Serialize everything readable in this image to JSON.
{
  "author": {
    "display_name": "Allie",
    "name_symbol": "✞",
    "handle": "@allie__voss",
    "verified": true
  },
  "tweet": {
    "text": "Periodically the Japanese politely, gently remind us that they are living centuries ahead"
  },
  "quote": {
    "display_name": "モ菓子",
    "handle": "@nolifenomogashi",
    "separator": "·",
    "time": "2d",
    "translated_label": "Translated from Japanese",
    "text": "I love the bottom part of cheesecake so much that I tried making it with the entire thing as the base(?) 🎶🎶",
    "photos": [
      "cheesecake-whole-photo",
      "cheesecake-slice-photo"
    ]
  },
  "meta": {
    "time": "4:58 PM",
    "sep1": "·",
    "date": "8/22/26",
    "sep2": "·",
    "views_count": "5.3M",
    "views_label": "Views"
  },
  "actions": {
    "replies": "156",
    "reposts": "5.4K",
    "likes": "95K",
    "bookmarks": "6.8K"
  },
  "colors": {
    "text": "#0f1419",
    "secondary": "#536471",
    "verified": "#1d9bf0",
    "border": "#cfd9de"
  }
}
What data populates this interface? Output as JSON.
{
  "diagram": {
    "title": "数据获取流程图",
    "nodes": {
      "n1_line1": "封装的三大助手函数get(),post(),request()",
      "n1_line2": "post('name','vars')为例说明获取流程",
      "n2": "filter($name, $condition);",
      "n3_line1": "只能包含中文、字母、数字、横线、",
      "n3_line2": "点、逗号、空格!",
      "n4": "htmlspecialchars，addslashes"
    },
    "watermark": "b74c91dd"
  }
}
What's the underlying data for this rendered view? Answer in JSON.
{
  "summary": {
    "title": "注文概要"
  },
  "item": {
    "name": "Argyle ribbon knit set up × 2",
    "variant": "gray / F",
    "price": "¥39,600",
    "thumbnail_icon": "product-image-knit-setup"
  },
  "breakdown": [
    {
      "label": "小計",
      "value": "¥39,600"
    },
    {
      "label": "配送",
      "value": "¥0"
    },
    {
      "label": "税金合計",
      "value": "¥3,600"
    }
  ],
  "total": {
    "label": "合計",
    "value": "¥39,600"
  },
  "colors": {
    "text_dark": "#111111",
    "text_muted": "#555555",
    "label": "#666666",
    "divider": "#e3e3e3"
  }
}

==============================

**SHORT PROBLEM:** Write out only what runs from the line holding "What's the underlying" through the last line of the records, exactly as shown.

**OUTPUT FOR THIS TASK:**
What's the underlying data for this rendered view? Answer in JSON.
{
  "summary": {
    "title": "注文概要"
  },
  "item": {
    "name": "Argyle ribbon knit set up × 2",
    "variant": "gray / F",
    "price": "¥39,600",
    "thumbnail_icon": "product-image-knit-setup"
  },
  "breakdown": [
    {
      "label": "小計",
      "value": "¥39,600"
    },
    {
      "label": "配送",
      "value": "¥0"
    },
    {
      "label": "税金合計",
      "value": "¥3,600"
    }
  ],
  "total": {
    "label": "合計",
    "value": "¥39,600"
  },
  "colors": {
    "text_dark": "#111111",
    "text_muted": "#555555",
    "label": "#666666",
    "divider": "#e3e3e3"
  }
}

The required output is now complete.